[Goal of the exercise]
Copy, in full, each line of the material that holds the word "attivato".

Collected data

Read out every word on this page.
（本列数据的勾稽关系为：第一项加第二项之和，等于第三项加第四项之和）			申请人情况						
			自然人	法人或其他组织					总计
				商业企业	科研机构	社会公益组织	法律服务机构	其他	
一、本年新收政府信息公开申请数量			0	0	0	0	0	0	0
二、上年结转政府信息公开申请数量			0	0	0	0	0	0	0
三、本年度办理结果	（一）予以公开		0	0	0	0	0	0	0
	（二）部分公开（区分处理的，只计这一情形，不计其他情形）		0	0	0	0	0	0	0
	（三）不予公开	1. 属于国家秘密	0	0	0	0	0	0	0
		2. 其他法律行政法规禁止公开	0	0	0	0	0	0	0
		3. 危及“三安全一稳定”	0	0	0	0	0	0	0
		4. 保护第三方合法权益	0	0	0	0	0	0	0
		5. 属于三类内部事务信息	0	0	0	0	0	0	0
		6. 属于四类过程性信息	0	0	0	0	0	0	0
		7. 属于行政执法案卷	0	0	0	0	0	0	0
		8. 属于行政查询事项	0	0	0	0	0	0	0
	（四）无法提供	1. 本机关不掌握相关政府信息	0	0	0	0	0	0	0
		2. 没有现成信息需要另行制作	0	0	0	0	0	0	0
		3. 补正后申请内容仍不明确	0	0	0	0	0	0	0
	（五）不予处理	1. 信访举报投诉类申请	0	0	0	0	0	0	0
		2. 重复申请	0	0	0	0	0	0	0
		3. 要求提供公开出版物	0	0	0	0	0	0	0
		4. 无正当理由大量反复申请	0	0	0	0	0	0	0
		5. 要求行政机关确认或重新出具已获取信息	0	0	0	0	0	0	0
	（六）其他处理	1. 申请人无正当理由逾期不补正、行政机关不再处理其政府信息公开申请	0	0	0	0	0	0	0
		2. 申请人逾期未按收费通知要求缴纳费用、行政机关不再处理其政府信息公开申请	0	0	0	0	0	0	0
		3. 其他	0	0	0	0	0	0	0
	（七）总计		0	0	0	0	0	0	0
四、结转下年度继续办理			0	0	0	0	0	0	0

--

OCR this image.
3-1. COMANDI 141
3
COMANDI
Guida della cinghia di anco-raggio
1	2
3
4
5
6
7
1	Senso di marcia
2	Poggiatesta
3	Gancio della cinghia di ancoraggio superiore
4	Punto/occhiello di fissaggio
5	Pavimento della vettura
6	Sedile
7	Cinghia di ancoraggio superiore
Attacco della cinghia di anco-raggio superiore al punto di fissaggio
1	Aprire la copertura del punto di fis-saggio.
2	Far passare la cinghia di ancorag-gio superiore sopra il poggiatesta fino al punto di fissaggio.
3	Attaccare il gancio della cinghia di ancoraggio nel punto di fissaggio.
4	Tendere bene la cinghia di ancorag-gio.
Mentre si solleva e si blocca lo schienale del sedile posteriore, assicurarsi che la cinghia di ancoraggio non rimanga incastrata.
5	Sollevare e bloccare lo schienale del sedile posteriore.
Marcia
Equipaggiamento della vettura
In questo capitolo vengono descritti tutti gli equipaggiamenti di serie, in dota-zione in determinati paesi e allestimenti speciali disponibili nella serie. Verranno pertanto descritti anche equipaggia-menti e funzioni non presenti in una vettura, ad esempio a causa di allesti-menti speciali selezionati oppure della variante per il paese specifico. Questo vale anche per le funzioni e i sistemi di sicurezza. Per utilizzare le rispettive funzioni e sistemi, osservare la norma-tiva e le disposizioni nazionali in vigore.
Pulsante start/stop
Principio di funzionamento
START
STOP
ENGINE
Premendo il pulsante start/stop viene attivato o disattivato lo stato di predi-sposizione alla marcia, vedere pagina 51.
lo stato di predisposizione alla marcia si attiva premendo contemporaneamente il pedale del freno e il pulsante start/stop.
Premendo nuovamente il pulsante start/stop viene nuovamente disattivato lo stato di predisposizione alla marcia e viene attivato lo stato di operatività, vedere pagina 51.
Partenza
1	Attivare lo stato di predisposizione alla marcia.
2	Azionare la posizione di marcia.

[Task solution]
Premendo il pulsante start/stop viene attivato o disattivato lo stato di predi-sposizione alla marcia, vedere pagina 51.
Premendo nuovamente il pulsante start/stop viene nuovamente disattivato lo stato di predisposizione alla marcia e viene attivato lo stato di operatività, vedere pagina 51.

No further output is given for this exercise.